# [Supplied records]
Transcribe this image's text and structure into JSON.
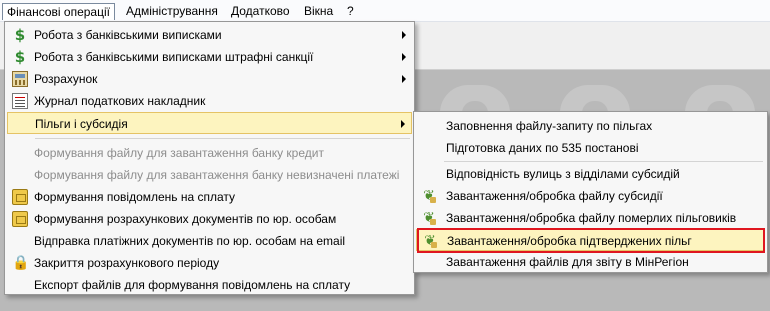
{
  "menubar": {
    "items": [
      "Фінансові операції",
      "Адміністрування",
      "Додатково",
      "Вікна",
      "?"
    ]
  },
  "main_menu": {
    "items": [
      {
        "label": "Робота з банківськими виписками",
        "icon": "dollar-icon",
        "submenu": true
      },
      {
        "label": "Робота з банківськими виписками штрафні санкції",
        "icon": "dollar-icon",
        "submenu": true
      },
      {
        "label": "Розрахунок",
        "icon": "calculator-icon",
        "submenu": true
      },
      {
        "label": "Журнал податкових накладник",
        "icon": "journal-icon"
      },
      {
        "label": "Пільги і субсидія",
        "submenu": true,
        "state": "open"
      },
      {
        "label": "Формування файлу для завантаження банку кредит",
        "disabled": true
      },
      {
        "label": "Формування файлу для завантаження банку невизначені платежі",
        "disabled": true
      },
      {
        "label": "Формування повідомлень на сплату",
        "icon": "money-icon"
      },
      {
        "label": "Формування розрахункових документів по юр. особам",
        "icon": "money-icon"
      },
      {
        "label": "Відправка платіжних документів по юр. особам на email"
      },
      {
        "label": "Закриття розрахункового періоду",
        "icon": "lock-icon"
      },
      {
        "label": "Експорт файлів для формування повідомлень на сплату"
      }
    ]
  },
  "submenu": {
    "items": [
      {
        "label": "Заповнення файлу-запиту по пільгах"
      },
      {
        "label": "Підготовка даних по 535 постанові"
      },
      {
        "label": "Відповідність вулиць з відділами субсидій"
      },
      {
        "label": "Завантаження/обробка файлу субсидії",
        "icon": "leaf-icon"
      },
      {
        "label": "Завантаження/обробка файлу померлих пільговиків",
        "icon": "leaf-icon"
      },
      {
        "label": "Завантаження/обробка підтверджених пільг",
        "icon": "leaf-icon",
        "state": "highlighted"
      },
      {
        "label": "Завантаження файлів для звіту в МінРегіон"
      }
    ]
  },
  "colors": {
    "highlight_bg": "#fdf4bf",
    "highlight_border": "#e5c365",
    "annotation_box": "#e0161f",
    "disabled_text": "#8d8d8d"
  }
}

# [Task prompt]
Go through the material and select each line with the string "файлів" in it.

# [Task answer]
        "label": "Експорт файлів для формування повідомлень на сплату"
        "label": "Завантаження файлів для звіту в МінРегіон"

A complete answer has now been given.